The records that follow are to be repeated exactly, with the pictures removed.
## Begin Data provided
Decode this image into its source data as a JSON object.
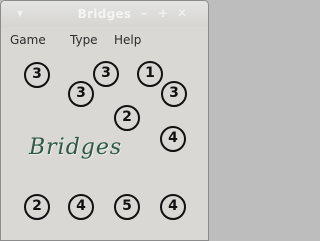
{
  "window": {
    "title": "Bridges"
  },
  "menu": [
    "Game",
    "Type",
    "Help"
  ],
  "logo_text": "Bridges",
  "islands": [
    {
      "value": "3"
    },
    {
      "value": "3"
    },
    {
      "value": "1"
    },
    {
      "value": "3"
    },
    {
      "value": "3"
    },
    {
      "value": "2"
    },
    {
      "value": "4"
    },
    {
      "value": "2"
    },
    {
      "value": "4"
    },
    {
      "value": "5"
    },
    {
      "value": "4"
    }
  ]
}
## End Data provided
#### Written answer
Decode this image into its source data as a JSON object.
{
  "window": {
    "title": "Bridges"
  },
  "menu": [
    "Game",
    "Type",
    "Help"
  ],
  "logo_text": "Bridges",
  "islands": [
    {
      "value": "3"
    },
    {
      "value": "3"
    },
    {
      "value": "1"
    },
    {
      "value": "3"
    },
    {
      "value": "3"
    },
    {
      "value": "2"
    },
    {
      "value": "4"
    },
    {
      "value": "2"
    },
    {
      "value": "4"
    },
    {
      "value": "5"
    },
    {
      "value": "4"
    }
  ]
}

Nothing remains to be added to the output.